[Dataset rows about figures]
§
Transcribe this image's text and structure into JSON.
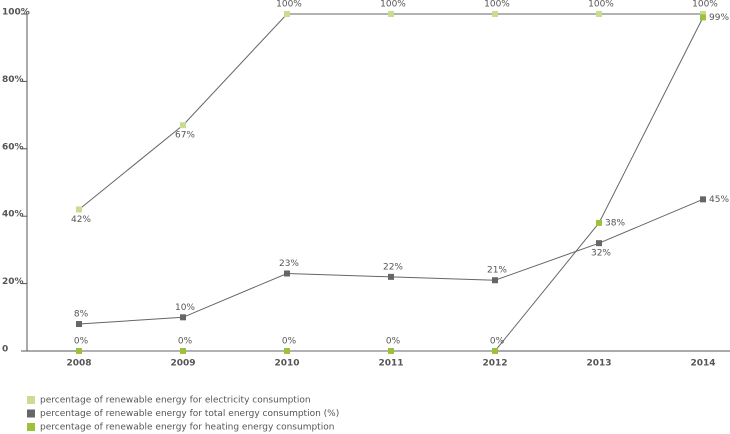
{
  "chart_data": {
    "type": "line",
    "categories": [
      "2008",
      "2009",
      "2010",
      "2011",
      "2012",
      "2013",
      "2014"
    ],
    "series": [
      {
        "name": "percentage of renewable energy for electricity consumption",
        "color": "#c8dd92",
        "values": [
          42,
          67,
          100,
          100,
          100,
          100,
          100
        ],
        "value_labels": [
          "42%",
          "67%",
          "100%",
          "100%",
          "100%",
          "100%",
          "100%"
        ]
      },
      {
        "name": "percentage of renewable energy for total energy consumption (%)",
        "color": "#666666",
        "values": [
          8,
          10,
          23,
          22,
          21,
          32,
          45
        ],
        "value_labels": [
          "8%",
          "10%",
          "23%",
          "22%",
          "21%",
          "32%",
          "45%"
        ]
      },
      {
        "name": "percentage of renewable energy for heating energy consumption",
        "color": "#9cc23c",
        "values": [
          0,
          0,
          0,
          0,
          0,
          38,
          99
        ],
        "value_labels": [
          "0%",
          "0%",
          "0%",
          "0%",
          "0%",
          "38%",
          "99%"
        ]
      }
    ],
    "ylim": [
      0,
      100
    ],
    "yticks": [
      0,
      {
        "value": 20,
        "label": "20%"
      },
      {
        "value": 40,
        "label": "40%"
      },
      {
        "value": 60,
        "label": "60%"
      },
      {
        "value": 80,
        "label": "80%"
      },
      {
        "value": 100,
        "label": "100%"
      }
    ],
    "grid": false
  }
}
§
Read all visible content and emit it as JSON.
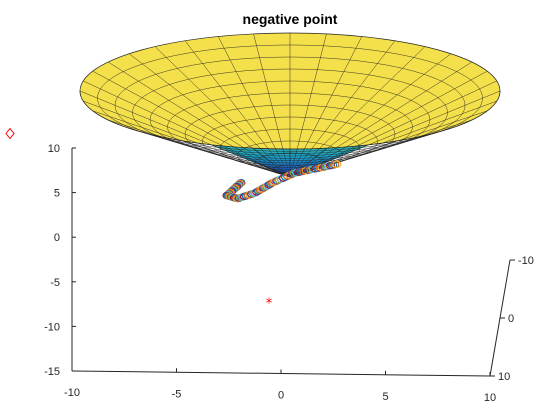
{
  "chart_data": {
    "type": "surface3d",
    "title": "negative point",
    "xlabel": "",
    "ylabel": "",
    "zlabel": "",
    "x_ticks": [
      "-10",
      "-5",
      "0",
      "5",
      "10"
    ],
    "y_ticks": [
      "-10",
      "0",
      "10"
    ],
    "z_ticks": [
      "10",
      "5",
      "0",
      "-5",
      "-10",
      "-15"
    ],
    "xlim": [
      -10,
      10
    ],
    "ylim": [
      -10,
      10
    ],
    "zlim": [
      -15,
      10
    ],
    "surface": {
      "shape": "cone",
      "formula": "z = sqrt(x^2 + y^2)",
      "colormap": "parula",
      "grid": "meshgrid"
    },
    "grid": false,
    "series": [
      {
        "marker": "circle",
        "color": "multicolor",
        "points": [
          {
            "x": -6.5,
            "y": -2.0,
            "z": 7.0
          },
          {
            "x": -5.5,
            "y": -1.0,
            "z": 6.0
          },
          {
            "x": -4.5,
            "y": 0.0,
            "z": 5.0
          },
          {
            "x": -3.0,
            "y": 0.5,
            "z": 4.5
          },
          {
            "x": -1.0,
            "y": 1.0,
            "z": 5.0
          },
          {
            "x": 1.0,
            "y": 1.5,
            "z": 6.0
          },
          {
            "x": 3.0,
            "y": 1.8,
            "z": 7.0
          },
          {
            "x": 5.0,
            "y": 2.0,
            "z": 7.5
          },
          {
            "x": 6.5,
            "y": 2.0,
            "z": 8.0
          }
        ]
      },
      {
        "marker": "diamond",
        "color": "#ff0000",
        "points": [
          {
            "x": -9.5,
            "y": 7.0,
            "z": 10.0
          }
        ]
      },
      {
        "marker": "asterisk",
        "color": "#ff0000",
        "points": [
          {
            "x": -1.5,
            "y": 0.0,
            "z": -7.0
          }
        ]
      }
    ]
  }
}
§
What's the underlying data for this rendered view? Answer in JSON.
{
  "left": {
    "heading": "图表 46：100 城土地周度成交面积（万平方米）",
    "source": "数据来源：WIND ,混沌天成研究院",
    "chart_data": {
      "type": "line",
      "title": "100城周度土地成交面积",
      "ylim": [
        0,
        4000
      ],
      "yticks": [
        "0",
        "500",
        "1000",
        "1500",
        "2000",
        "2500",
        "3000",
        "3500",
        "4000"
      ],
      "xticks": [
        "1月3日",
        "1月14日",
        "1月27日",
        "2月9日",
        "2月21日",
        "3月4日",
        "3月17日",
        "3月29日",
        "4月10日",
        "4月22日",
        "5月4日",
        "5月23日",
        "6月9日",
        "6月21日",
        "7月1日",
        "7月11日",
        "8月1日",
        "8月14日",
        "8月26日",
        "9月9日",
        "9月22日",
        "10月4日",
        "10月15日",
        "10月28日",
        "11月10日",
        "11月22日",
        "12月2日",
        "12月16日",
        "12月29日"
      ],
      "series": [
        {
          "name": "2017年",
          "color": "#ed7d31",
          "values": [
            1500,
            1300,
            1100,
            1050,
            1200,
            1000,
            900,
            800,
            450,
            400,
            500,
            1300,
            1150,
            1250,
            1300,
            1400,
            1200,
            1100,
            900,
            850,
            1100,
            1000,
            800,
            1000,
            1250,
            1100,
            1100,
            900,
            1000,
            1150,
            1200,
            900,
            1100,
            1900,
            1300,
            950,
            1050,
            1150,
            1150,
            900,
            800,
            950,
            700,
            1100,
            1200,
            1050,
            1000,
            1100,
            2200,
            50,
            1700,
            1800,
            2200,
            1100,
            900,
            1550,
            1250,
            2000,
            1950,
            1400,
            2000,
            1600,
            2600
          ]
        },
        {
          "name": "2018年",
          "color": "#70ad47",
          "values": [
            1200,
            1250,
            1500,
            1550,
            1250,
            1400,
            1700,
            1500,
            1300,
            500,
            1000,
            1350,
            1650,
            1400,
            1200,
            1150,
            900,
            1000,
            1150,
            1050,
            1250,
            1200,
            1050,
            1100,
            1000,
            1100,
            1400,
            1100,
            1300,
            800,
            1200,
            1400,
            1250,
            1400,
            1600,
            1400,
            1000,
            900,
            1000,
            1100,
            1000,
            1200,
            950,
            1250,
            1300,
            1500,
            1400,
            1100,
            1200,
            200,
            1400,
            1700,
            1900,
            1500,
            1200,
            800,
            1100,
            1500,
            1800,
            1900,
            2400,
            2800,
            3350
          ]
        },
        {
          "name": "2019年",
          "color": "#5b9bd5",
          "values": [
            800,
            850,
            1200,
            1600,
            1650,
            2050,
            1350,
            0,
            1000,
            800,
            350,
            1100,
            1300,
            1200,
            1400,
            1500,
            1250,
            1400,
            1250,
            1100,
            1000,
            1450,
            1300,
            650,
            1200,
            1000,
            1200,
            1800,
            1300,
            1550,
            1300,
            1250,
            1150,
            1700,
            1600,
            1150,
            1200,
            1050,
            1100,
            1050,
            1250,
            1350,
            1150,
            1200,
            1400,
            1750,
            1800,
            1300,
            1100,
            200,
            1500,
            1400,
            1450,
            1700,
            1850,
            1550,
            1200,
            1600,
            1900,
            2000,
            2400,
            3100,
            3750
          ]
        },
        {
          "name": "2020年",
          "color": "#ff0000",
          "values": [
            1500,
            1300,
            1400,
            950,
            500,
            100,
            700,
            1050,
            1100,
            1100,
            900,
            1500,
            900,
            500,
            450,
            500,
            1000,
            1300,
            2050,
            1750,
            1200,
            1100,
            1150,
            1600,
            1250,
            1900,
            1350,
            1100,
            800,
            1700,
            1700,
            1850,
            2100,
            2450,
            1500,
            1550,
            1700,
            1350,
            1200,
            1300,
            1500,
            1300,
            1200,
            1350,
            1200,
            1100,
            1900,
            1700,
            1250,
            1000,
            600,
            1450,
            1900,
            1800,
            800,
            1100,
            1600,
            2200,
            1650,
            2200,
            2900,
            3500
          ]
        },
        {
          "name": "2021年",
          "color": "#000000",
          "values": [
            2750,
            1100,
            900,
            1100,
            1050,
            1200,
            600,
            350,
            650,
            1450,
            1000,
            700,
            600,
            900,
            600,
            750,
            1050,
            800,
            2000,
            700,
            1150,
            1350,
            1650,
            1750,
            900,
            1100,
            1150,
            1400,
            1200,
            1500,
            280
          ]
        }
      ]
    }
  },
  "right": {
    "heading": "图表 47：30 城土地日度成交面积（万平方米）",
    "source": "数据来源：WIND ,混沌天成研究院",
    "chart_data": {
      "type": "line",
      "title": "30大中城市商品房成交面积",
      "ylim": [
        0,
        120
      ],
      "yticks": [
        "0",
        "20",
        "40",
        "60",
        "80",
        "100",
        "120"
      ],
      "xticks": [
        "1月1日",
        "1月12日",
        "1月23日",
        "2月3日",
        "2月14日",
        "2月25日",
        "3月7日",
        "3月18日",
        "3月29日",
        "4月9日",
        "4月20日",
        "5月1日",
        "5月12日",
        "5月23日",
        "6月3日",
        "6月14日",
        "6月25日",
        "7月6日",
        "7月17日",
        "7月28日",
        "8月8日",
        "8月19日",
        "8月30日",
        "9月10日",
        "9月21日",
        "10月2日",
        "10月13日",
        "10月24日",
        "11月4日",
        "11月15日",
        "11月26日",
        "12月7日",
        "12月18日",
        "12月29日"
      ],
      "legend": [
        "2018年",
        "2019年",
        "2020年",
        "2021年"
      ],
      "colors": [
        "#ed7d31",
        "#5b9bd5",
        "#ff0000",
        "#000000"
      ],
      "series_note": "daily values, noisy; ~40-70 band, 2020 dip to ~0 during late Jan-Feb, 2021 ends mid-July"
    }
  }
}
§
— SET TASK —
Gather each line in the entries above where the string "JSON" is found.

— RESULT OF THE TASK —
Transcribe this image's text and structure into JSON.
Read all visible content and emit it as JSON.
What's the underlying data for this rendered view? Answer in JSON.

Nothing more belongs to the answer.